INFORMATION SHOWN:
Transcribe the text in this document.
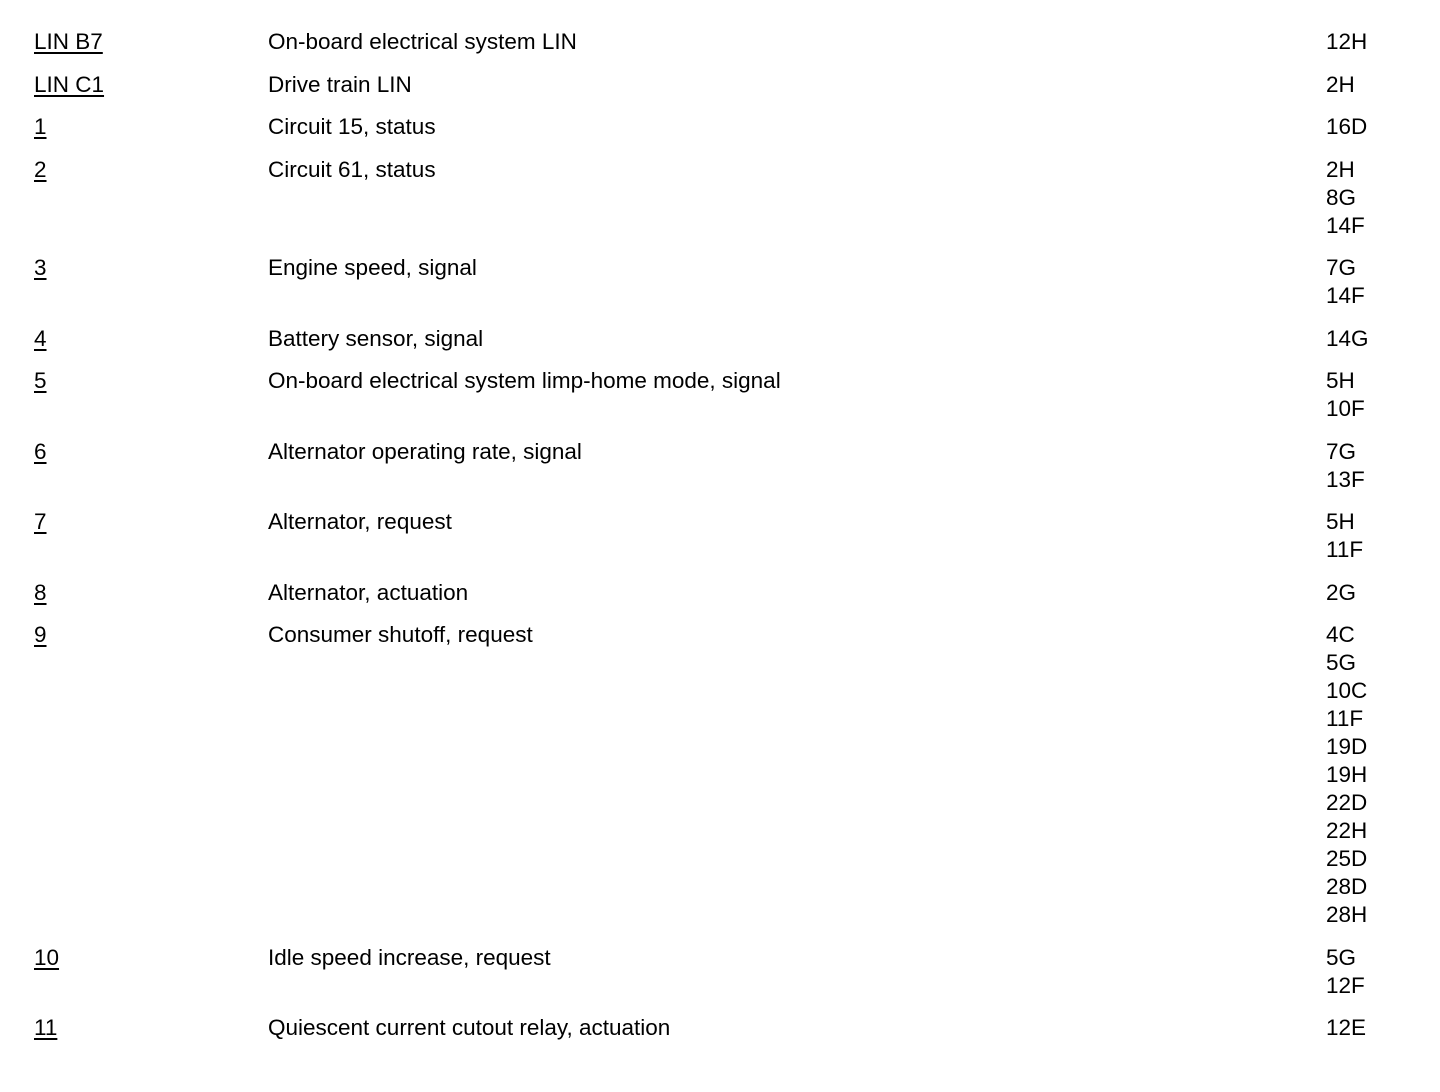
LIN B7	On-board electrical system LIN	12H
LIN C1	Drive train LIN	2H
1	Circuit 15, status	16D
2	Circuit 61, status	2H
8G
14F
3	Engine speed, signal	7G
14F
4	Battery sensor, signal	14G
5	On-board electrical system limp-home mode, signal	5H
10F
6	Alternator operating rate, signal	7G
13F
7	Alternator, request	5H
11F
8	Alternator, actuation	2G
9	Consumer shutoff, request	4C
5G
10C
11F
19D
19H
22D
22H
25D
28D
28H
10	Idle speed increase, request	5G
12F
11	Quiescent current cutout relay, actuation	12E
* * *
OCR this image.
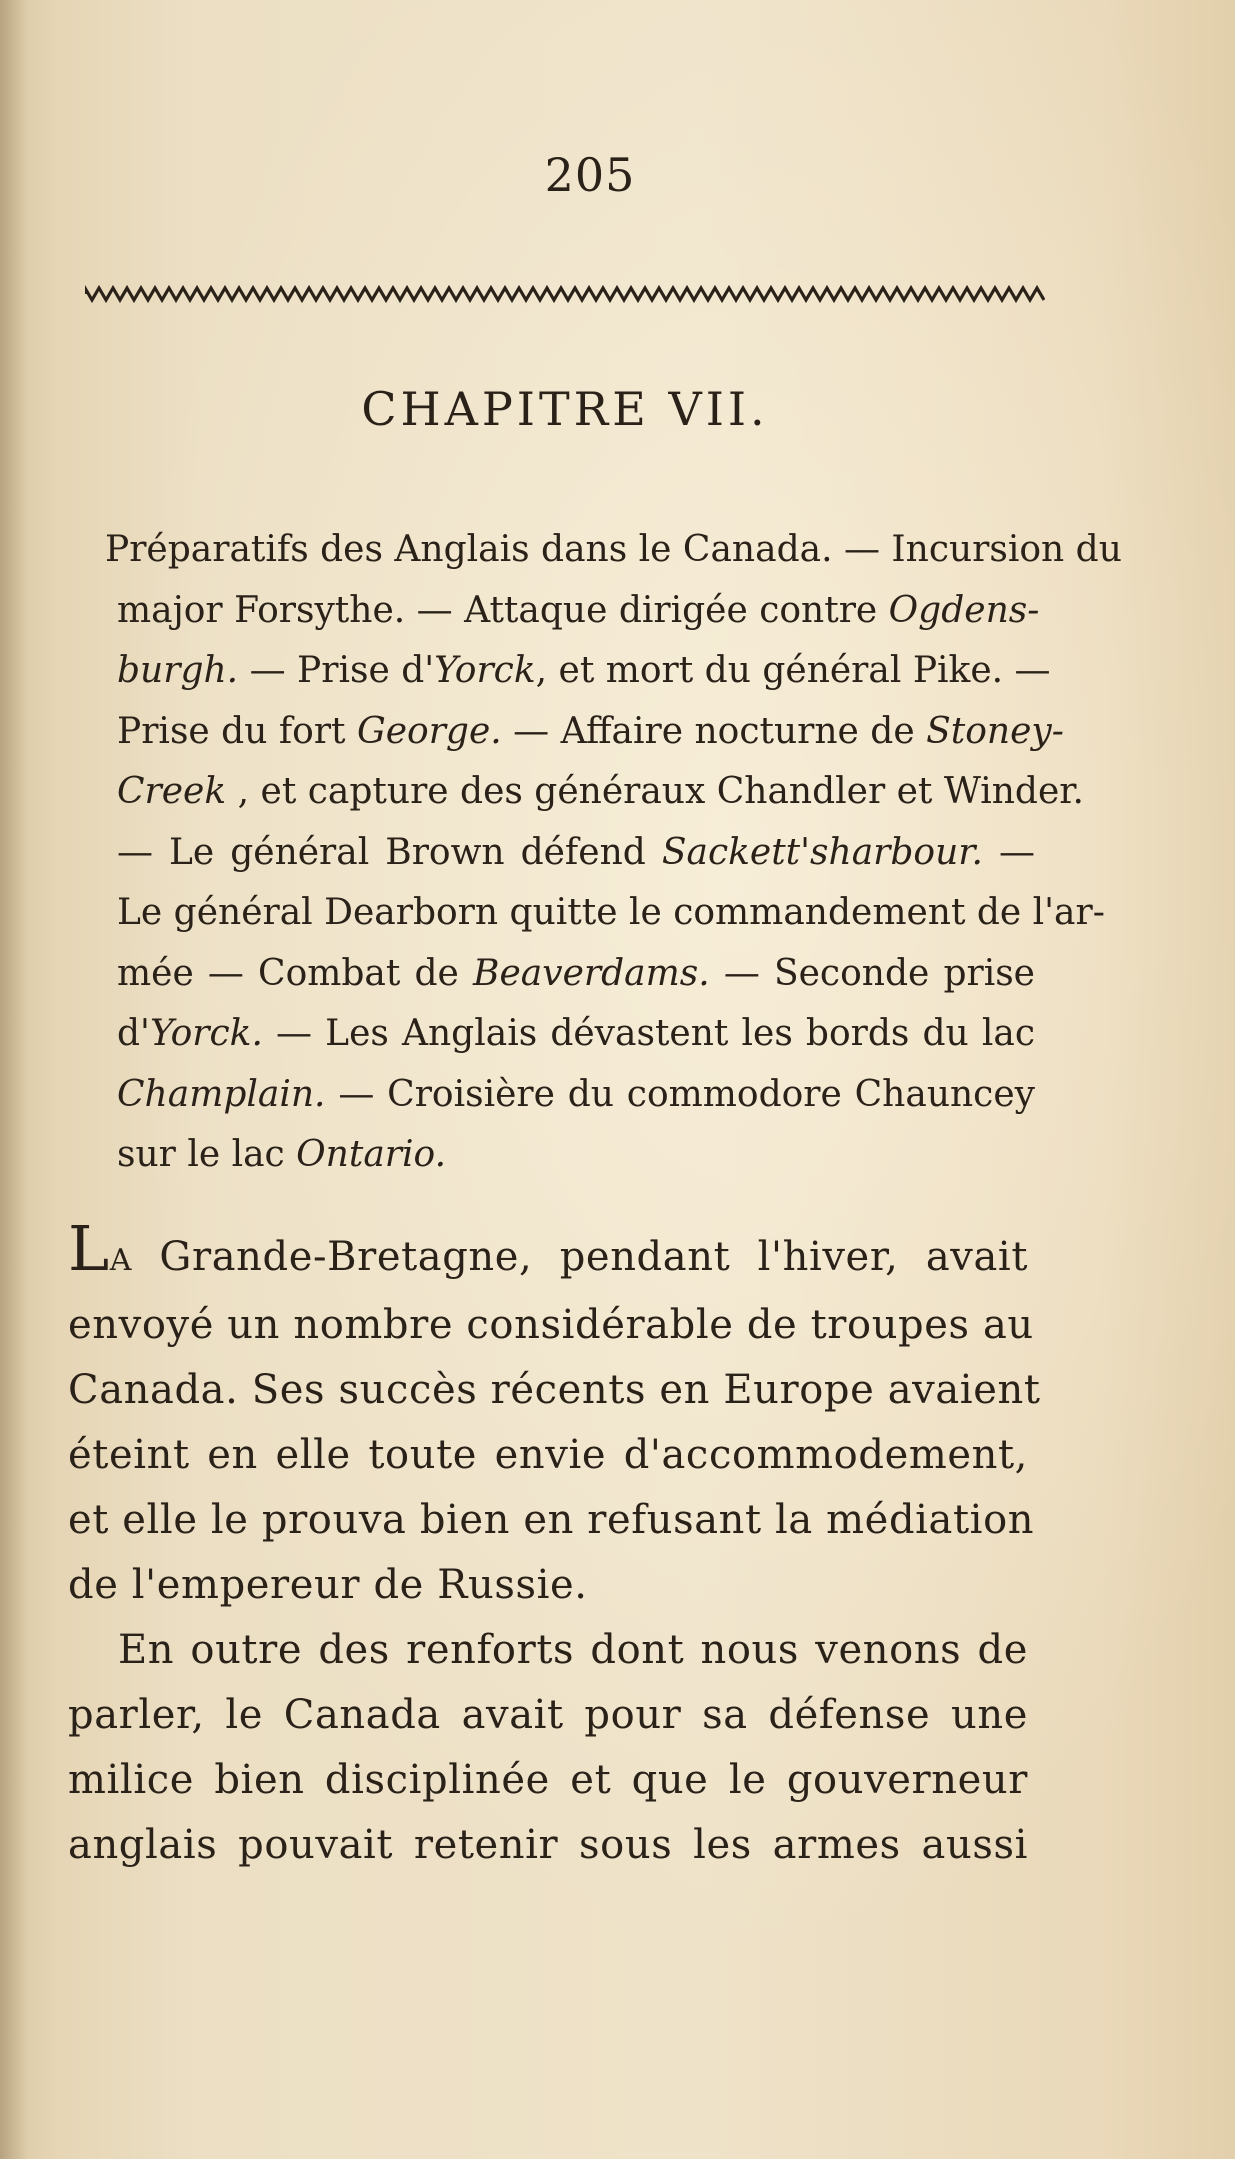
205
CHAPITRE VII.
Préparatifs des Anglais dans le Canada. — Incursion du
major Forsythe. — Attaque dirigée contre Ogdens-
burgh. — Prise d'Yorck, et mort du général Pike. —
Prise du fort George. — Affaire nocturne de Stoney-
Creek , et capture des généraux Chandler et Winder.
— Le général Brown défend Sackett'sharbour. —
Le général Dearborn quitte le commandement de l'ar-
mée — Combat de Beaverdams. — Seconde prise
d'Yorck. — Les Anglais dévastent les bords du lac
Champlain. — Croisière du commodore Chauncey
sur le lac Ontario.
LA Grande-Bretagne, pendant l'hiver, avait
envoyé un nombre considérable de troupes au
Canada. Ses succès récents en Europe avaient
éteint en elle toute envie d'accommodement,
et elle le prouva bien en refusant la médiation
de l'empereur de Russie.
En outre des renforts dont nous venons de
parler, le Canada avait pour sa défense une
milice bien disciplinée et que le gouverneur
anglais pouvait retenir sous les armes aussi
--
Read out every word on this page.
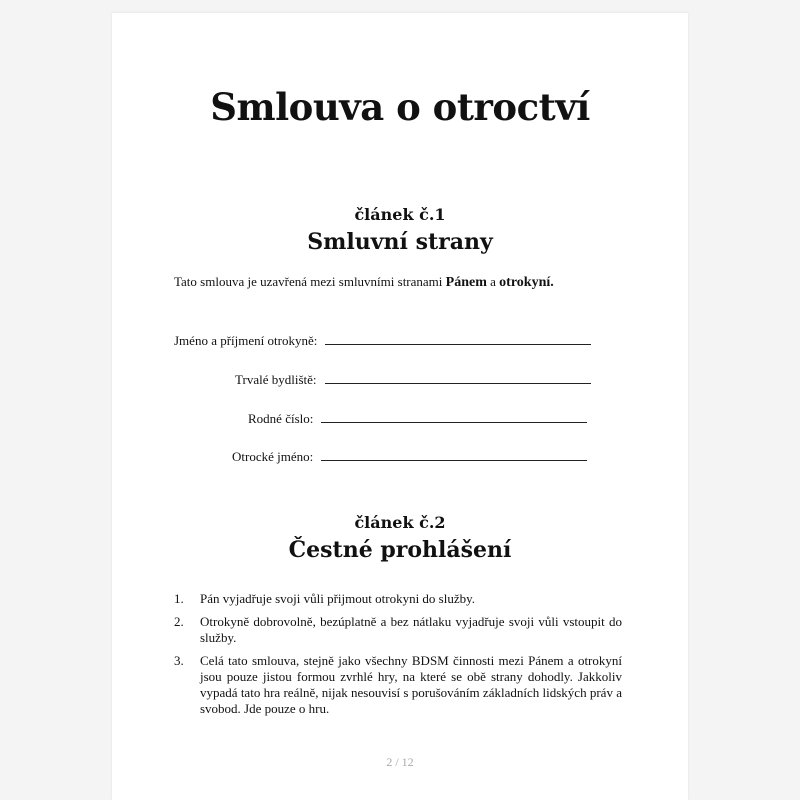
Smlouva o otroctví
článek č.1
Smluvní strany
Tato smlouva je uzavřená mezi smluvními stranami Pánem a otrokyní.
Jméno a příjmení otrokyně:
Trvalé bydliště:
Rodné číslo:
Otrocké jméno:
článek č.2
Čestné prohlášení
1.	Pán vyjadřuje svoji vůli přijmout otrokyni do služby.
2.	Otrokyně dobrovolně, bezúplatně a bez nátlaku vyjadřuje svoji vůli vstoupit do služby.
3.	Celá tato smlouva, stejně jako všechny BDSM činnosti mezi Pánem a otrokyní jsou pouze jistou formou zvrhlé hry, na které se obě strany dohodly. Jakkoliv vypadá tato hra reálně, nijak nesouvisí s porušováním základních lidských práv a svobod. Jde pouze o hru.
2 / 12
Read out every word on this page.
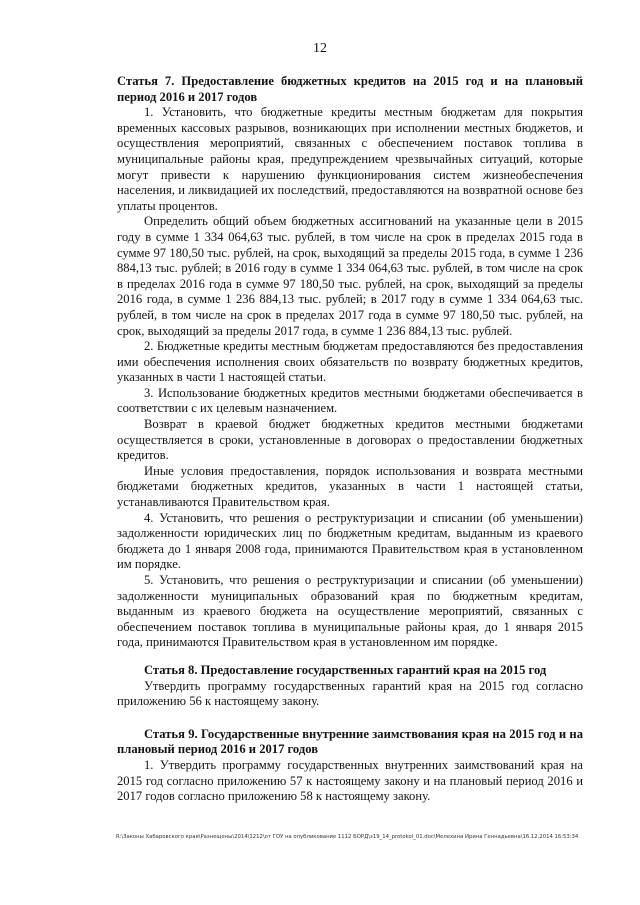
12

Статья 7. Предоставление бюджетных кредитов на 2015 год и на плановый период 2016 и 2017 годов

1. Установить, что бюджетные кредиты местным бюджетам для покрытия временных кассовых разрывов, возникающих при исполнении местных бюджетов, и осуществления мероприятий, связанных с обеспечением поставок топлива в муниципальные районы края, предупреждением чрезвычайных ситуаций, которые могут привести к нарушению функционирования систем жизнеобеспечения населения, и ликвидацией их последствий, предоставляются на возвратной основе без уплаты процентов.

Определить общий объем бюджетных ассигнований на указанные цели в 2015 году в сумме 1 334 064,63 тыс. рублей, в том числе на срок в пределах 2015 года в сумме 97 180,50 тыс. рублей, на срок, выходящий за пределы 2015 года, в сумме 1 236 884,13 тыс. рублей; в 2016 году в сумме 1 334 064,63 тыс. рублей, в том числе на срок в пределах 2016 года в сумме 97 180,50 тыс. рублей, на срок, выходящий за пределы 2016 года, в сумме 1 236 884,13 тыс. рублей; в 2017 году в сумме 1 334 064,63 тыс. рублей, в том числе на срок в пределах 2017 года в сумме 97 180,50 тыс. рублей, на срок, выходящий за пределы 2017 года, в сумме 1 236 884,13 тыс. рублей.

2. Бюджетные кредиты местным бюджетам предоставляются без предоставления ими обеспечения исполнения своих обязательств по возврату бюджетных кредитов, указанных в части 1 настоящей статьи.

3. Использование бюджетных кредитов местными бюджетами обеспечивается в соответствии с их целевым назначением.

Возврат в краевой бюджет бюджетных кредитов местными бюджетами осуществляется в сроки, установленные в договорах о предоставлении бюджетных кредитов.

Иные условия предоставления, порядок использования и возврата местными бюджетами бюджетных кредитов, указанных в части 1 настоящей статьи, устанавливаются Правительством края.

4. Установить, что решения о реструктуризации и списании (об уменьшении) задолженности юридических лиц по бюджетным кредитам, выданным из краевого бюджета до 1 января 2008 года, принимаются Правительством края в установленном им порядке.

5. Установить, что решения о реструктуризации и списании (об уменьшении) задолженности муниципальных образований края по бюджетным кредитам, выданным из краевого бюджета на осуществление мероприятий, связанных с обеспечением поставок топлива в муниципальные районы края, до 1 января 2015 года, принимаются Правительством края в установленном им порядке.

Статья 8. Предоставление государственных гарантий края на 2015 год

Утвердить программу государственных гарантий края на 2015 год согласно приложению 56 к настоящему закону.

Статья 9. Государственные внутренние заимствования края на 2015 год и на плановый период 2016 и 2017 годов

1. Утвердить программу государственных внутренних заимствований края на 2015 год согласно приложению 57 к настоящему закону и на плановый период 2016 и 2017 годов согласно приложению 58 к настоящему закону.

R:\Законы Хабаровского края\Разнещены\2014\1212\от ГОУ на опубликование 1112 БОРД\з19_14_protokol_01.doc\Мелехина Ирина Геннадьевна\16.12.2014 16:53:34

PROBLEM TO WORK ON:
Identify the lines that contain the string "кредиты", and copy every one of them.

ANSWER FOR THIS EXERCISE:
1. Установить, что бюджетные кредиты местным бюджетам для покрытия временных кассовых разрывов, возникающих при исполнении местных бюджетов, и осуществления мероприятий, связанных с обеспечением поставок топлива в муниципальные районы края, предупреждением чрезвычайных ситуаций, которые могут привести к нарушению функционирования систем жизнеобеспечения населения, и ликвидацией их последствий, предоставляются на возвратной основе без уплаты процентов.
2. Бюджетные кредиты местным бюджетам предоставляются без предоставления ими обеспечения исполнения своих обязательств по возврату бюджетных кредитов, указанных в части 1 настоящей статьи.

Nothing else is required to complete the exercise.